━━━━━ DATA RECORDS

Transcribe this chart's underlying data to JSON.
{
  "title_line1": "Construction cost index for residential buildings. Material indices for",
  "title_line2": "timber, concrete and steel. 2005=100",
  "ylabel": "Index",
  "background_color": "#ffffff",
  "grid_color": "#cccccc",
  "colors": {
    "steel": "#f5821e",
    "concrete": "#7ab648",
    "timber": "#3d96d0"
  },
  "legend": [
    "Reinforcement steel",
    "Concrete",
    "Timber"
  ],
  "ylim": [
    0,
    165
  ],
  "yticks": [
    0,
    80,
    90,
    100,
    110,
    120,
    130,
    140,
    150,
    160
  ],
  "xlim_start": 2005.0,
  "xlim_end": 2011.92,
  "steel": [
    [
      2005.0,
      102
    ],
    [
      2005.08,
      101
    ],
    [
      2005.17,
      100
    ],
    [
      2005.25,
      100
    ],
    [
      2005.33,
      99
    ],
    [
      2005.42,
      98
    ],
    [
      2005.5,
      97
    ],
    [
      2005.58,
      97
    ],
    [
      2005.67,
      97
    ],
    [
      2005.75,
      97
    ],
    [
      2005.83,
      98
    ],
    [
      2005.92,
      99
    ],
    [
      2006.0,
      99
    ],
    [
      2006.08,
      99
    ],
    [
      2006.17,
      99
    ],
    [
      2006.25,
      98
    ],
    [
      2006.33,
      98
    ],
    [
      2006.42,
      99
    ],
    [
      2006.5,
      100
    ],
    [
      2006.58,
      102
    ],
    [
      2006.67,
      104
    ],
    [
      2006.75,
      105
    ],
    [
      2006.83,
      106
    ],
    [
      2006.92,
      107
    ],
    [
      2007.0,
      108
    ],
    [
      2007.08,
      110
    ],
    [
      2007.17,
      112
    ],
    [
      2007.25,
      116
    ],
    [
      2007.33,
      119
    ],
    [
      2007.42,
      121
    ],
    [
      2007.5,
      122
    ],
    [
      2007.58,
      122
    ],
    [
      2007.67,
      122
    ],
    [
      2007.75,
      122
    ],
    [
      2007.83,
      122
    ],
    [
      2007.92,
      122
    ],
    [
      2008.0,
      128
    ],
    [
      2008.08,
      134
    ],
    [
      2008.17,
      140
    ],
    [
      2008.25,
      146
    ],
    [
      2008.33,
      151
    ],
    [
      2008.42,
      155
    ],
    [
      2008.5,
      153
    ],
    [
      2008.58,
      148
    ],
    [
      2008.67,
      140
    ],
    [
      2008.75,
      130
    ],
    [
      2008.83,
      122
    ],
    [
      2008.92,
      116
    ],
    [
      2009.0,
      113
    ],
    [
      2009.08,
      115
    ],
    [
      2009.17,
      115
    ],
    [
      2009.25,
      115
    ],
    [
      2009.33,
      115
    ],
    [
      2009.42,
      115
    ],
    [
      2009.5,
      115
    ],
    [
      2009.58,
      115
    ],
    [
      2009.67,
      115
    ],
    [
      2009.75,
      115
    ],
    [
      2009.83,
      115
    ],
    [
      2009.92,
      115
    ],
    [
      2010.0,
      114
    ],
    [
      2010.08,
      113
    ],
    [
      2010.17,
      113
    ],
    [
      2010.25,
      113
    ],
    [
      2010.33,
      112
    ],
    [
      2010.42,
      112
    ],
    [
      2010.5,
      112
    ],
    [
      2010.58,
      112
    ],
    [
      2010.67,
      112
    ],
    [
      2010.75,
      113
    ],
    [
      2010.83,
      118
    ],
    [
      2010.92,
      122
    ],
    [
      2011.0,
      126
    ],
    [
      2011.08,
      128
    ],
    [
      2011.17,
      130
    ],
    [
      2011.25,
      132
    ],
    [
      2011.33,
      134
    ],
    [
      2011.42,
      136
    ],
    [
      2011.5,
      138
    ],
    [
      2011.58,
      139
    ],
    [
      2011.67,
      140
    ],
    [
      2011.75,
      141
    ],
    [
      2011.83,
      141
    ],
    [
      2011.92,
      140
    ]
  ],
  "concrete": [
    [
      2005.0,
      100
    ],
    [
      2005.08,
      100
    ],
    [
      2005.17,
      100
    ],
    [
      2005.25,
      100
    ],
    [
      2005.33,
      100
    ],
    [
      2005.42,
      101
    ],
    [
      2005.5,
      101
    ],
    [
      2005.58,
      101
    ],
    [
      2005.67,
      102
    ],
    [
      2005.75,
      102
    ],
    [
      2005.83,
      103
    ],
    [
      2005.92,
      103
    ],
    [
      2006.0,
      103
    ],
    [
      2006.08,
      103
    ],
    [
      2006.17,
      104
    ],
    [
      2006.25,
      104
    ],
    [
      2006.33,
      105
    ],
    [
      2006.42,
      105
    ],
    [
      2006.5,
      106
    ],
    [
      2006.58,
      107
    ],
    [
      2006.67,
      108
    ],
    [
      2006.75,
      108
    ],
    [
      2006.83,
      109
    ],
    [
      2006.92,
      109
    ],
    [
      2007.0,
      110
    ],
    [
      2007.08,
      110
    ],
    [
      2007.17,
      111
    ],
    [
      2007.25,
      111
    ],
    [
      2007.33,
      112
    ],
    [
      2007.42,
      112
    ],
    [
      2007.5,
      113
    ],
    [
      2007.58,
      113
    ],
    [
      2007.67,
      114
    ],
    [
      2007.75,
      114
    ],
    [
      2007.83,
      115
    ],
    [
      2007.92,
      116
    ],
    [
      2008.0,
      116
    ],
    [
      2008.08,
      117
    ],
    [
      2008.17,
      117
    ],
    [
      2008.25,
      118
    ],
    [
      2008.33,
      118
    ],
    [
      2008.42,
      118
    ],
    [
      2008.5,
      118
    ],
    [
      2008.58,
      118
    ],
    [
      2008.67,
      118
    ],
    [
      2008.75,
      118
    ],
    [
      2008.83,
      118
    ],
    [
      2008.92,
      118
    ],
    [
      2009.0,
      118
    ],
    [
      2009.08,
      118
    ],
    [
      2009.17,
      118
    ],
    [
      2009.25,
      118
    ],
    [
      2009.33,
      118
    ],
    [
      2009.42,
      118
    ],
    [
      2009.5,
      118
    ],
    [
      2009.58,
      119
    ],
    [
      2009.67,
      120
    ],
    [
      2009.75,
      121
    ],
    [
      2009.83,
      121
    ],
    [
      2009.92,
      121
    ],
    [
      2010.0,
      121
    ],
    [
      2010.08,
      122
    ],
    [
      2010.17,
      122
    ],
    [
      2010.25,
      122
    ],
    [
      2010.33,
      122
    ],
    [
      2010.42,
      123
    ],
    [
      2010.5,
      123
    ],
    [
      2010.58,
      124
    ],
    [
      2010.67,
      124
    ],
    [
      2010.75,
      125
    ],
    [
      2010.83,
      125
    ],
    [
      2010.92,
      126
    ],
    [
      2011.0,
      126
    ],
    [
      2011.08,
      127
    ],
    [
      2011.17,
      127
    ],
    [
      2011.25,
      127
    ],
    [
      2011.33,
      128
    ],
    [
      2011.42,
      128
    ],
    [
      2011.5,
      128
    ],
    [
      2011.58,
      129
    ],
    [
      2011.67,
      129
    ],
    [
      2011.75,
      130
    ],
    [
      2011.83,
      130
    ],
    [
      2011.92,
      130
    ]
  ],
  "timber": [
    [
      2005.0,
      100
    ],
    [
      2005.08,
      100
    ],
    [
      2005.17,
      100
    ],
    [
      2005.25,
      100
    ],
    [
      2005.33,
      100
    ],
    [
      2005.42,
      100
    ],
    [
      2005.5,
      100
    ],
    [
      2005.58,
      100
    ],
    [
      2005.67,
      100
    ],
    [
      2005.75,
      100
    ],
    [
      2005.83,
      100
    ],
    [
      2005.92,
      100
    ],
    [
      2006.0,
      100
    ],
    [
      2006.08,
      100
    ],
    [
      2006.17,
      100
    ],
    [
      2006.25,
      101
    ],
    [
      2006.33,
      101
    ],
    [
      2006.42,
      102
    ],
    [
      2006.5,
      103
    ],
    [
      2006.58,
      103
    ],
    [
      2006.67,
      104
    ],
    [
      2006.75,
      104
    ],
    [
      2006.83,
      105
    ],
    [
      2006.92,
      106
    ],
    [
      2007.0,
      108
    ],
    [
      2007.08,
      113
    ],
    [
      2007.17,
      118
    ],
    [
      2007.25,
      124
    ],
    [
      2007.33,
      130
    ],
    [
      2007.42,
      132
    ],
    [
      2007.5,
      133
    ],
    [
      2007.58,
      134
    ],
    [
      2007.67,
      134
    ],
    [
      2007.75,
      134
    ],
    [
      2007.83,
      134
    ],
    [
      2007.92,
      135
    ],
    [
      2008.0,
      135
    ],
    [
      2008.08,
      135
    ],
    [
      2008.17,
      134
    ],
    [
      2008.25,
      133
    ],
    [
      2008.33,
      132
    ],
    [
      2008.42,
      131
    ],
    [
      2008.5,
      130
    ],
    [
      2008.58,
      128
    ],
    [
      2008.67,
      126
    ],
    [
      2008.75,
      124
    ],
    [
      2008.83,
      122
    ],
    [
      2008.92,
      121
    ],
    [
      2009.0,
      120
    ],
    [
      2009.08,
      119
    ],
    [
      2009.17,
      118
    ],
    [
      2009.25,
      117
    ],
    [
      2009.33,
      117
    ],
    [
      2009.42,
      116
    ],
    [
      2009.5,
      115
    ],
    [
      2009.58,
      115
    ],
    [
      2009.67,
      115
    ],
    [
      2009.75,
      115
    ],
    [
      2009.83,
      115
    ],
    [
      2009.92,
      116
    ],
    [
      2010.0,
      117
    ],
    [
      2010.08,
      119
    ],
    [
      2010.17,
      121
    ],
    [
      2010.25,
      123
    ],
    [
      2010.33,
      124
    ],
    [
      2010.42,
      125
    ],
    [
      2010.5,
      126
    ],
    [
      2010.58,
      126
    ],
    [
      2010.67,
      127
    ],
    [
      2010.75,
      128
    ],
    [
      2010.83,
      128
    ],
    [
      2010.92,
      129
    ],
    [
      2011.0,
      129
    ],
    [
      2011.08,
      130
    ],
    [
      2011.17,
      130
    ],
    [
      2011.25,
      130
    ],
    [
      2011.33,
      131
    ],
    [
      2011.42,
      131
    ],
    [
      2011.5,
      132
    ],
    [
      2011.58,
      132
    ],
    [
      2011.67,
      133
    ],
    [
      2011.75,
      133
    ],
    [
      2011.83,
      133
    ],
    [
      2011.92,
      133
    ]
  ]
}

━━━━━━━━━━

WRITTEN INSTRUCTION: Extract every line from the records above that contains the word "steel".

THE OUTPUT:
  "title_line2": "timber, concrete and steel. 2005=100",
    "steel": "#f5821e",
    "Reinforcement steel",
  "steel": [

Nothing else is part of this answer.